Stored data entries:
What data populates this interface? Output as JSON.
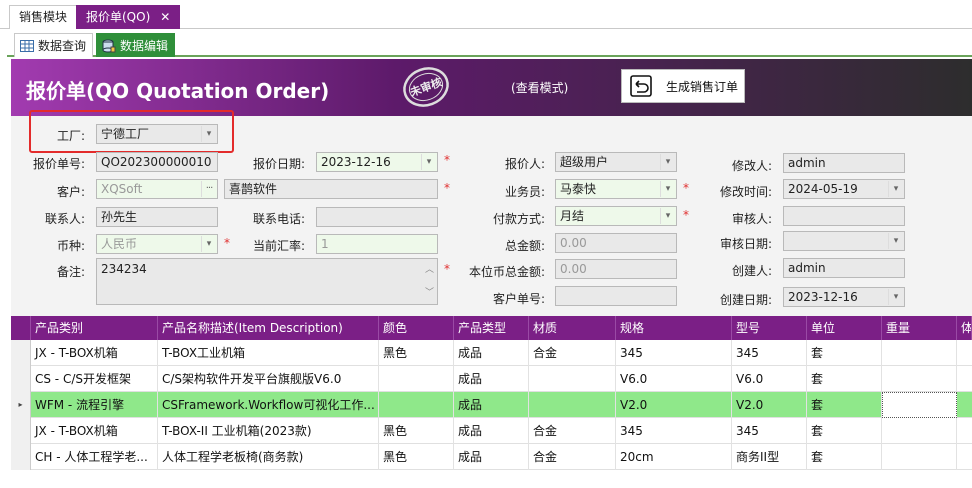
{
  "tabs": [
    {
      "label": "销售模块"
    },
    {
      "label": "报价单(QO)",
      "close": "✕"
    }
  ],
  "subtabs": [
    {
      "label": "数据查询"
    },
    {
      "label": "数据编辑"
    }
  ],
  "header": {
    "title": "报价单(QO Quotation Order)",
    "mode": "(查看模式)",
    "generate_button": "生成销售订单",
    "stamp_text": "未审核"
  },
  "form": {
    "factory_label": "工厂:",
    "factory_value": "宁德工厂",
    "quote_no_label": "报价单号:",
    "quote_no_value": "QO202300000010",
    "quote_date_label": "报价日期:",
    "quote_date_value": "2023-12-16",
    "quoter_label": "报价人:",
    "quoter_value": "超级用户",
    "modifier_label": "修改人:",
    "modifier_value": "admin",
    "customer_label": "客户:",
    "customer_code": "XQSoft",
    "customer_name": "喜鹊软件",
    "salesman_label": "业务员:",
    "salesman_value": "马泰快",
    "modify_time_label": "修改时间:",
    "modify_time_value": "2024-05-19",
    "contact_label": "联系人:",
    "contact_value": "孙先生",
    "phone_label": "联系电话:",
    "phone_value": "",
    "payment_label": "付款方式:",
    "payment_value": "月结",
    "auditor_label": "审核人:",
    "auditor_value": "",
    "currency_label": "币种:",
    "currency_value": "人民币",
    "rate_label": "当前汇率:",
    "rate_value": "1",
    "total_label": "总金额:",
    "total_value": "0.00",
    "audit_date_label": "审核日期:",
    "audit_date_value": "",
    "remark_label": "备注:",
    "remark_value": "234234",
    "base_total_label": "本位币总金额:",
    "base_total_value": "0.00",
    "creator_label": "创建人:",
    "creator_value": "admin",
    "cust_order_label": "客户单号:",
    "cust_order_value": "",
    "create_date_label": "创建日期:",
    "create_date_value": "2023-12-16",
    "required_mark": "*"
  },
  "grid": {
    "columns": [
      "产品类别",
      "产品名称描述(Item Description)",
      "颜色",
      "产品类型",
      "材质",
      "规格",
      "型号",
      "单位",
      "重量",
      "体"
    ],
    "rows": [
      [
        "JX - T-BOX机箱",
        "T-BOX工业机箱",
        "黑色",
        "成品",
        "合金",
        "345",
        "345",
        "套",
        ""
      ],
      [
        "CS - C/S开发框架",
        "C/S架构软件开发平台旗舰版V6.0",
        "",
        "成品",
        "",
        "V6.0",
        "V6.0",
        "套",
        ""
      ],
      [
        "WFM - 流程引擎",
        "CSFramework.Workflow可视化工作...",
        "",
        "成品",
        "",
        "V2.0",
        "V2.0",
        "套",
        ""
      ],
      [
        "JX - T-BOX机箱",
        "T-BOX-II 工业机箱(2023款)",
        "黑色",
        "成品",
        "合金",
        "345",
        "345",
        "套",
        ""
      ],
      [
        "CH - 人体工程学老...",
        "人体工程学老板椅(商务款)",
        "黑色",
        "成品",
        "合金",
        "20cm",
        "商务II型",
        "套",
        ""
      ]
    ],
    "selected_row": 2,
    "row_pointer": "▸"
  },
  "colors": {
    "accent": "#7b1f86",
    "selected_row": "#8fe88a",
    "required": "#e03030",
    "active_subtab": "#2f8f3a"
  }
}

→ **Work to be completed**: All entries must be written out again exactly as given, with no pictures in the copy.

→ **Answer in full**:
What data populates this interface? Output as JSON.
{
  "tabs": [
    {
      "label": "销售模块"
    },
    {
      "label": "报价单(QO)",
      "close": "✕"
    }
  ],
  "subtabs": [
    {
      "label": "数据查询"
    },
    {
      "label": "数据编辑"
    }
  ],
  "header": {
    "title": "报价单(QO Quotation Order)",
    "mode": "(查看模式)",
    "generate_button": "生成销售订单",
    "stamp_text": "未审核"
  },
  "form": {
    "factory_label": "工厂:",
    "factory_value": "宁德工厂",
    "quote_no_label": "报价单号:",
    "quote_no_value": "QO202300000010",
    "quote_date_label": "报价日期:",
    "quote_date_value": "2023-12-16",
    "quoter_label": "报价人:",
    "quoter_value": "超级用户",
    "modifier_label": "修改人:",
    "modifier_value": "admin",
    "customer_label": "客户:",
    "customer_code": "XQSoft",
    "customer_name": "喜鹊软件",
    "salesman_label": "业务员:",
    "salesman_value": "马泰快",
    "modify_time_label": "修改时间:",
    "modify_time_value": "2024-05-19",
    "contact_label": "联系人:",
    "contact_value": "孙先生",
    "phone_label": "联系电话:",
    "phone_value": "",
    "payment_label": "付款方式:",
    "payment_value": "月结",
    "auditor_label": "审核人:",
    "auditor_value": "",
    "currency_label": "币种:",
    "currency_value": "人民币",
    "rate_label": "当前汇率:",
    "rate_value": "1",
    "total_label": "总金额:",
    "total_value": "0.00",
    "audit_date_label": "审核日期:",
    "audit_date_value": "",
    "remark_label": "备注:",
    "remark_value": "234234",
    "base_total_label": "本位币总金额:",
    "base_total_value": "0.00",
    "creator_label": "创建人:",
    "creator_value": "admin",
    "cust_order_label": "客户单号:",
    "cust_order_value": "",
    "create_date_label": "创建日期:",
    "create_date_value": "2023-12-16",
    "required_mark": "*"
  },
  "grid": {
    "columns": [
      "产品类别",
      "产品名称描述(Item Description)",
      "颜色",
      "产品类型",
      "材质",
      "规格",
      "型号",
      "单位",
      "重量",
      "体"
    ],
    "rows": [
      [
        "JX - T-BOX机箱",
        "T-BOX工业机箱",
        "黑色",
        "成品",
        "合金",
        "345",
        "345",
        "套",
        ""
      ],
      [
        "CS - C/S开发框架",
        "C/S架构软件开发平台旗舰版V6.0",
        "",
        "成品",
        "",
        "V6.0",
        "V6.0",
        "套",
        ""
      ],
      [
        "WFM - 流程引擎",
        "CSFramework.Workflow可视化工作...",
        "",
        "成品",
        "",
        "V2.0",
        "V2.0",
        "套",
        ""
      ],
      [
        "JX - T-BOX机箱",
        "T-BOX-II 工业机箱(2023款)",
        "黑色",
        "成品",
        "合金",
        "345",
        "345",
        "套",
        ""
      ],
      [
        "CH - 人体工程学老...",
        "人体工程学老板椅(商务款)",
        "黑色",
        "成品",
        "合金",
        "20cm",
        "商务II型",
        "套",
        ""
      ]
    ],
    "selected_row": 2,
    "row_pointer": "▸"
  },
  "colors": {
    "accent": "#7b1f86",
    "selected_row": "#8fe88a",
    "required": "#e03030",
    "active_subtab": "#2f8f3a"
  }
}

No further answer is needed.